Answer with one number: how many lines have "categories".

* BEGIN Raw data *

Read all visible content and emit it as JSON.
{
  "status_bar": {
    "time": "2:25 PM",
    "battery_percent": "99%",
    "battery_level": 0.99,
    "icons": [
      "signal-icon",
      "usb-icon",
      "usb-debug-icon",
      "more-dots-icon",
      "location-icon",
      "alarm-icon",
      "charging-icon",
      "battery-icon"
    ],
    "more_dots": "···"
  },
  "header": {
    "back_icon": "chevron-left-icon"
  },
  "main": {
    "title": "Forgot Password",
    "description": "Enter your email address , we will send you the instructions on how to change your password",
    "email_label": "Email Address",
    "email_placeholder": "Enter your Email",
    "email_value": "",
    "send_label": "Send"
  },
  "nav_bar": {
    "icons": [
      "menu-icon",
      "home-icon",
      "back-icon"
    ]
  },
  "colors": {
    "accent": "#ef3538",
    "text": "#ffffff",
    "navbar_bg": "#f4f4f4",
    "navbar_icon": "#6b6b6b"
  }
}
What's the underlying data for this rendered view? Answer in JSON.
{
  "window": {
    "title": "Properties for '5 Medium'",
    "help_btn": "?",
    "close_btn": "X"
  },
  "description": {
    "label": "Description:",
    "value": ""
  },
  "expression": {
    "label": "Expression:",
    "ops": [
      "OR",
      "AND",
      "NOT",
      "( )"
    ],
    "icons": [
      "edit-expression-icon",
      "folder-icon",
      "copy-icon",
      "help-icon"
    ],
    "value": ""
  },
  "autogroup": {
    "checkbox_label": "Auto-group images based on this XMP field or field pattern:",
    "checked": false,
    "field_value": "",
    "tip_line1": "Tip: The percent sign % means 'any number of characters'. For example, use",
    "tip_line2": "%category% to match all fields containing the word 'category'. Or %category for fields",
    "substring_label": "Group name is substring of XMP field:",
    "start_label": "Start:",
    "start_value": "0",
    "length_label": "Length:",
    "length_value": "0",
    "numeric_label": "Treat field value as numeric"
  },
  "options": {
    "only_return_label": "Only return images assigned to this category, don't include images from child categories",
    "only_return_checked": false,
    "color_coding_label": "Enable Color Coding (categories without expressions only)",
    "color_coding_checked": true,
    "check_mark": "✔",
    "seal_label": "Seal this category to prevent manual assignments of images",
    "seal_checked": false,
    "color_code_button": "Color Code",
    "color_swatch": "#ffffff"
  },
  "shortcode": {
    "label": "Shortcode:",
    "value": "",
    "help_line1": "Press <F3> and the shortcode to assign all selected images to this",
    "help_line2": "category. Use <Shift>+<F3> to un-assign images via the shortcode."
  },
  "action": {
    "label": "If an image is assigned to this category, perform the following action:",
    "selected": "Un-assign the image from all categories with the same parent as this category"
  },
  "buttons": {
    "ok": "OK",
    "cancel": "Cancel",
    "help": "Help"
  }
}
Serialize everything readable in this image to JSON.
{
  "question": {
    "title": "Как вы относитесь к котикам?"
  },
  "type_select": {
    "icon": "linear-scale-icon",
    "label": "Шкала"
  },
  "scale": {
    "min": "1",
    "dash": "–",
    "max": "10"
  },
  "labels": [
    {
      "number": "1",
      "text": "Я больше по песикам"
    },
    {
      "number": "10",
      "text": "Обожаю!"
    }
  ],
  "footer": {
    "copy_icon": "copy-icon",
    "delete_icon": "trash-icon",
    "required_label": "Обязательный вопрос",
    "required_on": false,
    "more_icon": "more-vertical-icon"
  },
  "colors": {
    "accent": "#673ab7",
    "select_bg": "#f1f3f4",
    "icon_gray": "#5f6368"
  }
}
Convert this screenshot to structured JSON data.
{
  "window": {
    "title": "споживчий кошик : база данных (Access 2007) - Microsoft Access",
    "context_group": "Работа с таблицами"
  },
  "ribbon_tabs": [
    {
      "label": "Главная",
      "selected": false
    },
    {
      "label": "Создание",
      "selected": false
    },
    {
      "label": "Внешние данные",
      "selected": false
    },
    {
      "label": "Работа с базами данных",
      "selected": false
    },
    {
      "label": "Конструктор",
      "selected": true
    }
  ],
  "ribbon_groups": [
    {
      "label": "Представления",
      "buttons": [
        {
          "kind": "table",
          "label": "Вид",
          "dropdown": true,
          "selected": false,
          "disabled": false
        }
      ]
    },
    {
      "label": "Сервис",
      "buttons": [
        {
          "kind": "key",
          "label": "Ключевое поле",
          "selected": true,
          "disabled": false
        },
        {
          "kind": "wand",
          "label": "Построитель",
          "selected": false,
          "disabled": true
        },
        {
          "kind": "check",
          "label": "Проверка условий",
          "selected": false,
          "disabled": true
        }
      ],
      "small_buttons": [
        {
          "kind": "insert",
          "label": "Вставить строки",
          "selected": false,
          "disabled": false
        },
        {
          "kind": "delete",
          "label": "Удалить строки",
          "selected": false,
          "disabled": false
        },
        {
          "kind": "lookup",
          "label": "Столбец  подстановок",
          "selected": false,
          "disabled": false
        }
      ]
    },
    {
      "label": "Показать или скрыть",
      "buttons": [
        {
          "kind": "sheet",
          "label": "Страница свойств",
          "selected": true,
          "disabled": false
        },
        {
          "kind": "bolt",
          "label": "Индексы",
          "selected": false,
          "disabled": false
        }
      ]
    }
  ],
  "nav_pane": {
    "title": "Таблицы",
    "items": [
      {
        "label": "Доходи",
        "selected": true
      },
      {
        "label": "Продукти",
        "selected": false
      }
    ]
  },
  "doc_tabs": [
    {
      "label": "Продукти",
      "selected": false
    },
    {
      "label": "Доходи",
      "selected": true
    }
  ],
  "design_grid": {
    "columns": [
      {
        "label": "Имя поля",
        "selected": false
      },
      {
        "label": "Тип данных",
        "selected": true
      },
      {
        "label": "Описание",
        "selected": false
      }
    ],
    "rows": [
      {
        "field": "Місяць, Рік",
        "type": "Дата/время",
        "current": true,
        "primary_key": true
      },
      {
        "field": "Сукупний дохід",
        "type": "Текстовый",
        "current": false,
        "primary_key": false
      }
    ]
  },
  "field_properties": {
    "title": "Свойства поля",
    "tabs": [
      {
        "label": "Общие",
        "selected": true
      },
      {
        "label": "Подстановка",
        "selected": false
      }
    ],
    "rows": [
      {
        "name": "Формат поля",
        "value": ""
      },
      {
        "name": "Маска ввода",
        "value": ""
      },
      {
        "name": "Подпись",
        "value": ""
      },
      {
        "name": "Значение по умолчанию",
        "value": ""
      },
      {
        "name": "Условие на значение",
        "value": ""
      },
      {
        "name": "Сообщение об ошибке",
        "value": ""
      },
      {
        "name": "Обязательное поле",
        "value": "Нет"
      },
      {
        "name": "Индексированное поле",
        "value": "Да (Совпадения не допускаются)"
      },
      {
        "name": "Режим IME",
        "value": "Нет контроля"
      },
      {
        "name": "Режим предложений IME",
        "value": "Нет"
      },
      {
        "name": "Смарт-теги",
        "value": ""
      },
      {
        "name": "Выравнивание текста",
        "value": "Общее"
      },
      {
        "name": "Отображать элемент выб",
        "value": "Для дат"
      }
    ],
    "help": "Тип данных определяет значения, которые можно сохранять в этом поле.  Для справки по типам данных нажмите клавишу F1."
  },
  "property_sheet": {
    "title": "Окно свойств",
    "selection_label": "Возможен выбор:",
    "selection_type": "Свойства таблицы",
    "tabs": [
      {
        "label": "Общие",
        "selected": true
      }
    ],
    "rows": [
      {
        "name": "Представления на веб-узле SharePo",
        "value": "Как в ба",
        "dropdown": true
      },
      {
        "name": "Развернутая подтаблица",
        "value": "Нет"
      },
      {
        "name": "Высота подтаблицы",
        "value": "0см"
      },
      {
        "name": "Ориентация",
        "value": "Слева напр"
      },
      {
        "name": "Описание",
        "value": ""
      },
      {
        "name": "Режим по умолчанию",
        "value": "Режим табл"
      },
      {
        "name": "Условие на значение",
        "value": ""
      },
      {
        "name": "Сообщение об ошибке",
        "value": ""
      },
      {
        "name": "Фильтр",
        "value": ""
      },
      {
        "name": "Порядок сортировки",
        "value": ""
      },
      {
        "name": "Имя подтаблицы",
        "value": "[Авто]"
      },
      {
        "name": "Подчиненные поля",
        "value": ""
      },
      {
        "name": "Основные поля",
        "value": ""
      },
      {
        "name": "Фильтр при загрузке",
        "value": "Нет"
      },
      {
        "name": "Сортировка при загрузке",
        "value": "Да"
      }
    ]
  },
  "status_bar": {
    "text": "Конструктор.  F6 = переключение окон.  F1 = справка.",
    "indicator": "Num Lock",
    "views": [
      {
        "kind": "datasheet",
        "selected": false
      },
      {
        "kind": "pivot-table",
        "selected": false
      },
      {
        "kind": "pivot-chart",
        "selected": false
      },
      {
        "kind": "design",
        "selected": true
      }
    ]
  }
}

* END Raw data *

• **Complete output**: 3